■ Task input ■
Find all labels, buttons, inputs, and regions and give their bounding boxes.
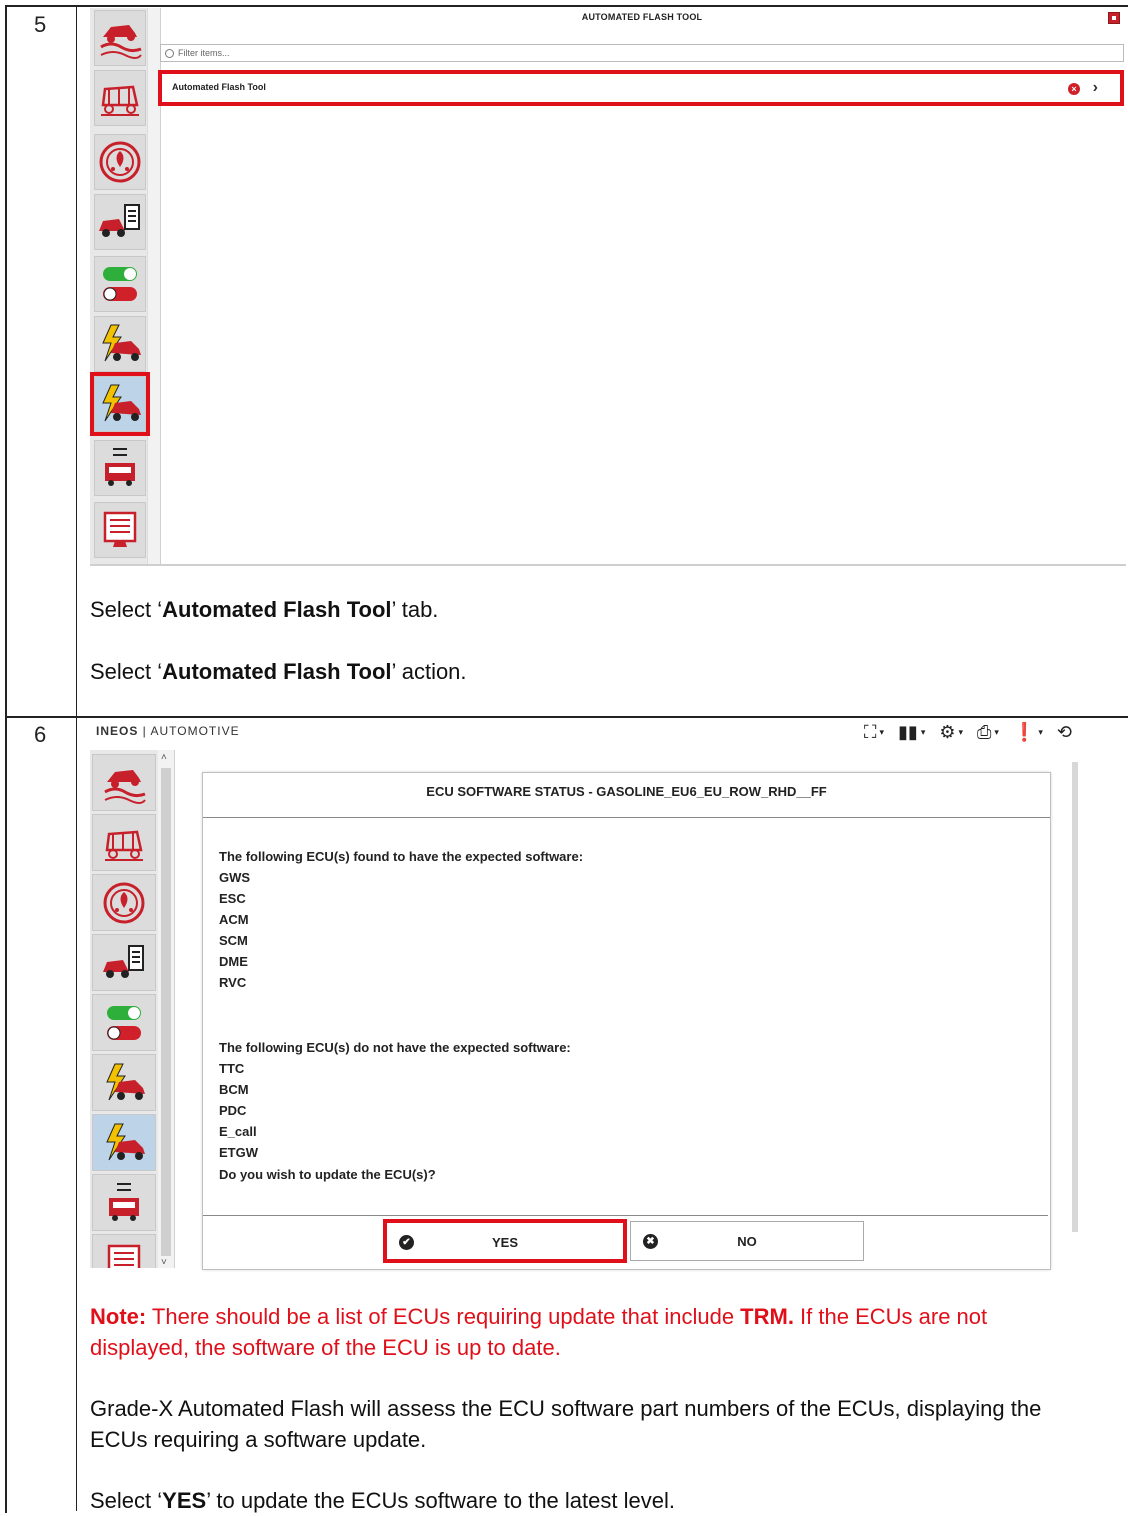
- sidebar-item-automated-flash-tool[interactable]: [92, 1114, 156, 1171]
- ecu-item: TTC: [219, 1061, 245, 1076]
- sidebar-item-flash[interactable]: [92, 1054, 156, 1111]
- diagnostic-dial-icon: [103, 882, 145, 923]
- no-button[interactable]: ✖ NO: [630, 1221, 864, 1261]
- instruction-select-yes: Select ‘YES’ to update the ECUs software…: [90, 1488, 675, 1513]
- yes-button-label: YES: [491, 1235, 518, 1250]
- brand-logo: INEOS | AUTOMOTIVE: [96, 724, 240, 738]
- remove-icon[interactable]: ×: [1068, 83, 1080, 95]
- instruction-select-action: Select ‘Automated Flash Tool’ action.: [90, 659, 467, 684]
- battery-icon[interactable]: ▮▮ ▾: [898, 722, 925, 743]
- automated-flash-icon: [102, 384, 141, 422]
- ecu-status-dialog: ECU SOFTWARE STATUS - GASOLINE_EU6_EU_RO…: [202, 772, 1051, 1270]
- document-monitor-icon: [107, 1244, 141, 1268]
- sidebar-item-flash[interactable]: [94, 316, 146, 372]
- vehicle-diagram-icon: [101, 85, 139, 116]
- sidebar-scrollbar[interactable]: ˄ ˅: [158, 750, 174, 1268]
- vehicle-report-icon: [103, 944, 144, 978]
- sidebar-item-document[interactable]: [94, 502, 146, 558]
- sidebar-item-vehicle-diagram[interactable]: [92, 814, 156, 871]
- dialog-body: The following ECU(s) found to have the e…: [203, 817, 1048, 1216]
- sidebar-item-automated-flash-tool[interactable]: [90, 372, 150, 436]
- chevron-right-icon[interactable]: ›: [1093, 79, 1098, 97]
- sidebar-item-diagnostics[interactable]: [92, 874, 156, 931]
- settings-gear-icon[interactable]: ⚙ ▾: [939, 722, 963, 743]
- sidebar-item-binary[interactable]: [94, 440, 146, 496]
- ecu-item: ACM: [219, 912, 249, 927]
- dialog-title: ECU SOFTWARE STATUS - GASOLINE_EU6_EU_RO…: [203, 773, 1050, 818]
- sidebar-item-vehicle-report[interactable]: [94, 194, 146, 250]
- sidebar-item-binary[interactable]: [92, 1174, 156, 1231]
- sidebar-item-vehicle-diagram[interactable]: [94, 70, 146, 126]
- toggle-switches-icon: [107, 1005, 141, 1040]
- ecu-item: GWS: [219, 870, 251, 885]
- note-line-2: displayed, the software of the ECU is up…: [90, 1335, 561, 1360]
- flash-vehicle-icon: [106, 1063, 145, 1100]
- close-icon[interactable]: [1108, 12, 1120, 24]
- scrollbar-thumb[interactable]: [161, 768, 171, 1256]
- list-item-label: Automated Flash Tool: [172, 82, 266, 92]
- diagnostic-dial-icon: [99, 141, 141, 183]
- ecu-item: BCM: [219, 1082, 249, 1097]
- screenshot-ecu-software-status: INEOS | AUTOMOTIVE ⛶ ▾ ▮▮ ▾ ⚙ ▾ ⎙ ▾ ❗ ▾ ⟲: [90, 720, 1078, 1270]
- list-item-automated-flash-tool[interactable]: Automated Flash Tool × ›: [158, 70, 1124, 106]
- filter-input[interactable]: Filter items...: [160, 44, 1124, 62]
- off-road-vehicle-icon: [104, 769, 146, 804]
- step-number: 5: [34, 12, 47, 37]
- flash-vehicle-icon: [102, 324, 141, 362]
- step-number: 6: [34, 722, 47, 747]
- app-title: AUTOMATED FLASH TOOL: [581, 12, 703, 22]
- automated-flash-icon: [106, 1123, 145, 1160]
- content-scrollbar[interactable]: [1072, 762, 1078, 1232]
- sidebar-item-offroad[interactable]: [94, 10, 146, 66]
- expected-heading: The following ECU(s) found to have the e…: [219, 849, 584, 864]
- ecu-item: SCM: [219, 933, 248, 948]
- ecu-item: ESC: [219, 891, 246, 906]
- no-button-label: NO: [737, 1234, 757, 1249]
- sidebar-item-toggles[interactable]: [92, 994, 156, 1051]
- sidebar: [90, 8, 161, 564]
- paragraph-line-2: ECUs requiring a software update.: [90, 1427, 427, 1452]
- search-icon: [165, 48, 174, 58]
- binary-vehicle-icon: [105, 448, 135, 486]
- note-line-1: Note: There should be a list of ECUs req…: [90, 1304, 988, 1329]
- ecu-item: DME: [219, 954, 248, 969]
- sidebar-item-toggles[interactable]: [94, 256, 146, 312]
- not-expected-heading: The following ECU(s) do not have the exp…: [219, 1040, 571, 1055]
- vehicle-report-icon: [99, 204, 140, 237]
- binary-vehicle-icon: [109, 1182, 139, 1221]
- feedback-icon[interactable]: ❗ ▾: [1013, 722, 1043, 743]
- off-road-vehicle-icon: [100, 25, 142, 59]
- ecu-item: PDC: [219, 1103, 247, 1118]
- document-monitor-icon: [103, 511, 137, 547]
- row-divider: [5, 716, 1128, 718]
- filter-placeholder: Filter items...: [178, 48, 230, 58]
- sidebar-item-offroad[interactable]: [92, 754, 156, 811]
- vehicle-diagram-icon: [105, 830, 143, 861]
- printer-icon[interactable]: ⎙ ▾: [977, 722, 999, 743]
- column-divider: [76, 5, 77, 1511]
- ecu-item: E_call: [219, 1124, 257, 1139]
- sidebar-item-diagnostics[interactable]: [94, 134, 146, 190]
- toolbar: ⛶ ▾ ▮▮ ▾ ⚙ ▾ ⎙ ▾ ❗ ▾ ⟲: [864, 720, 1072, 744]
- ecu-item: RVC: [219, 975, 247, 990]
- instruction-select-tab: Select ‘Automated Flash Tool’ tab.: [90, 597, 439, 622]
- sidebar-item-document[interactable]: [92, 1234, 156, 1268]
- sidebar-item-vehicle-report[interactable]: [92, 934, 156, 991]
- exit-icon[interactable]: ⟲: [1057, 722, 1072, 743]
- yes-button[interactable]: ✔ YES: [383, 1219, 627, 1263]
- screenshot-automated-flash-tool: AUTOMATED FLASH TOOL Filter items... Aut…: [90, 8, 1126, 566]
- chevron-down-icon[interactable]: ˅: [161, 1257, 167, 1268]
- ecu-item: ETGW: [219, 1145, 258, 1160]
- update-question: Do you wish to update the ECU(s)?: [219, 1167, 436, 1182]
- toggle-switches-icon: [103, 267, 137, 301]
- paragraph-line-1: Grade-X Automated Flash will assess the …: [90, 1396, 1042, 1421]
- chevron-up-icon[interactable]: ˄: [161, 752, 167, 763]
- network-icon[interactable]: ⛶ ▾: [864, 722, 884, 743]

■ Stated problem ■
Please rewrite all the entries above with "sidebar-item" changed to "nav-item" everywhere and nothing else altered, leaving out the pictures.

■ Solution to this task ■
Find all labels, buttons, inputs, and regions and give their bounding boxes.
- nav-item-automated-flash-tool[interactable]: [92, 1114, 156, 1171]
- ecu-item: TTC: [219, 1061, 245, 1076]
- nav-item-flash[interactable]: [92, 1054, 156, 1111]
- diagnostic-dial-icon: [103, 882, 145, 923]
- no-button[interactable]: ✖ NO: [630, 1221, 864, 1261]
- instruction-select-yes: Select ‘YES’ to update the ECUs software…: [90, 1488, 675, 1513]
- yes-button-label: YES: [491, 1235, 518, 1250]
- brand-logo: INEOS | AUTOMOTIVE: [96, 724, 240, 738]
- remove-icon[interactable]: ×: [1068, 83, 1080, 95]
- instruction-select-action: Select ‘Automated Flash Tool’ action.: [90, 659, 467, 684]
- battery-icon[interactable]: ▮▮ ▾: [898, 722, 925, 743]
- automated-flash-icon: [102, 384, 141, 422]
- ecu-status-dialog: ECU SOFTWARE STATUS - GASOLINE_EU6_EU_RO…: [202, 772, 1051, 1270]
- document-monitor-icon: [107, 1244, 141, 1268]
- nav-item-flash[interactable]: [94, 316, 146, 372]
- vehicle-diagram-icon: [101, 85, 139, 116]
- sidebar-scrollbar[interactable]: ˄ ˅: [158, 750, 174, 1268]
- vehicle-report-icon: [103, 944, 144, 978]
- nav-item-document[interactable]: [94, 502, 146, 558]
- nav-item-vehicle-diagram[interactable]: [92, 814, 156, 871]
- dialog-body: The following ECU(s) found to have the e…: [203, 817, 1048, 1216]
- nav-item-automated-flash-tool[interactable]: [90, 372, 150, 436]
- chevron-right-icon[interactable]: ›: [1093, 79, 1098, 97]
- nav-item-diagnostics[interactable]: [92, 874, 156, 931]
- settings-gear-icon[interactable]: ⚙ ▾: [939, 722, 963, 743]
- nav-item-binary[interactable]: [94, 440, 146, 496]
- ecu-item: ACM: [219, 912, 249, 927]
- dialog-title: ECU SOFTWARE STATUS - GASOLINE_EU6_EU_RO…: [203, 773, 1050, 818]
- nav-item-vehicle-report[interactable]: [94, 194, 146, 250]
- nav-item-binary[interactable]: [92, 1174, 156, 1231]
- nav-item-vehicle-diagram[interactable]: [94, 70, 146, 126]
- toggle-switches-icon: [107, 1005, 141, 1040]
- ecu-item: GWS: [219, 870, 251, 885]
- note-line-2: displayed, the software of the ECU is up…: [90, 1335, 561, 1360]
- flash-vehicle-icon: [106, 1063, 145, 1100]
- close-icon[interactable]: [1108, 12, 1120, 24]
- scrollbar-thumb[interactable]: [161, 768, 171, 1256]
- list-item-label: Automated Flash Tool: [172, 82, 266, 92]
- diagnostic-dial-icon: [99, 141, 141, 183]
- ecu-item: BCM: [219, 1082, 249, 1097]
- screenshot-ecu-software-status: INEOS | AUTOMOTIVE ⛶ ▾ ▮▮ ▾ ⚙ ▾ ⎙ ▾ ❗ ▾ ⟲: [90, 720, 1078, 1270]
- list-item-automated-flash-tool[interactable]: Automated Flash Tool × ›: [158, 70, 1124, 106]
- filter-input[interactable]: Filter items...: [160, 44, 1124, 62]
- off-road-vehicle-icon: [104, 769, 146, 804]
- step-number: 5: [34, 12, 47, 37]
- flash-vehicle-icon: [102, 324, 141, 362]
- step-number: 6: [34, 722, 47, 747]
- app-title: AUTOMATED FLASH TOOL: [581, 12, 703, 22]
- automated-flash-icon: [106, 1123, 145, 1160]
- content-scrollbar[interactable]: [1072, 762, 1078, 1232]
- nav-item-offroad[interactable]: [94, 10, 146, 66]
- expected-heading: The following ECU(s) found to have the e…: [219, 849, 584, 864]
- ecu-item: SCM: [219, 933, 248, 948]
- ecu-item: ESC: [219, 891, 246, 906]
- no-button-label: NO: [737, 1234, 757, 1249]
- nav-item-toggles[interactable]: [92, 994, 156, 1051]
- sidebar: [90, 8, 161, 564]
- paragraph-line-2: ECUs requiring a software update.: [90, 1427, 427, 1452]
- search-icon: [165, 48, 174, 58]
- binary-vehicle-icon: [105, 448, 135, 486]
- note-line-1: Note: There should be a list of ECUs req…: [90, 1304, 988, 1329]
- ecu-item: DME: [219, 954, 248, 969]
- nav-item-toggles[interactable]: [94, 256, 146, 312]
- not-expected-heading: The following ECU(s) do not have the exp…: [219, 1040, 571, 1055]
- vehicle-report-icon: [99, 204, 140, 237]
- binary-vehicle-icon: [109, 1182, 139, 1221]
- feedback-icon[interactable]: ❗ ▾: [1013, 722, 1043, 743]
- off-road-vehicle-icon: [100, 25, 142, 59]
- ecu-item: PDC: [219, 1103, 247, 1118]
- document-monitor-icon: [103, 511, 137, 547]
- row-divider: [5, 716, 1128, 718]
- filter-placeholder: Filter items...: [178, 48, 230, 58]
- nav-item-offroad[interactable]: [92, 754, 156, 811]
- vehicle-diagram-icon: [105, 830, 143, 861]
- printer-icon[interactable]: ⎙ ▾: [977, 722, 999, 743]
- column-divider: [76, 5, 77, 1511]
- ecu-item: E_call: [219, 1124, 257, 1139]
- nav-item-diagnostics[interactable]: [94, 134, 146, 190]
- toolbar: ⛶ ▾ ▮▮ ▾ ⚙ ▾ ⎙ ▾ ❗ ▾ ⟲: [864, 720, 1072, 744]
- ecu-item: RVC: [219, 975, 247, 990]
- instruction-select-tab: Select ‘Automated Flash Tool’ tab.: [90, 597, 439, 622]
- nav-item-document[interactable]: [92, 1234, 156, 1268]
- nav-item-vehicle-report[interactable]: [92, 934, 156, 991]
- exit-icon[interactable]: ⟲: [1057, 722, 1072, 743]
- yes-button[interactable]: ✔ YES: [383, 1219, 627, 1263]
- screenshot-automated-flash-tool: AUTOMATED FLASH TOOL Filter items... Aut…: [90, 8, 1126, 566]
- chevron-down-icon[interactable]: ˅: [161, 1257, 167, 1268]
- ecu-item: ETGW: [219, 1145, 258, 1160]
- update-question: Do you wish to update the ECU(s)?: [219, 1167, 436, 1182]
- toggle-switches-icon: [103, 267, 137, 301]
- paragraph-line-1: Grade-X Automated Flash will assess the …: [90, 1396, 1042, 1421]
- chevron-up-icon[interactable]: ˄: [161, 752, 167, 763]
- network-icon[interactable]: ⛶ ▾: [864, 722, 884, 743]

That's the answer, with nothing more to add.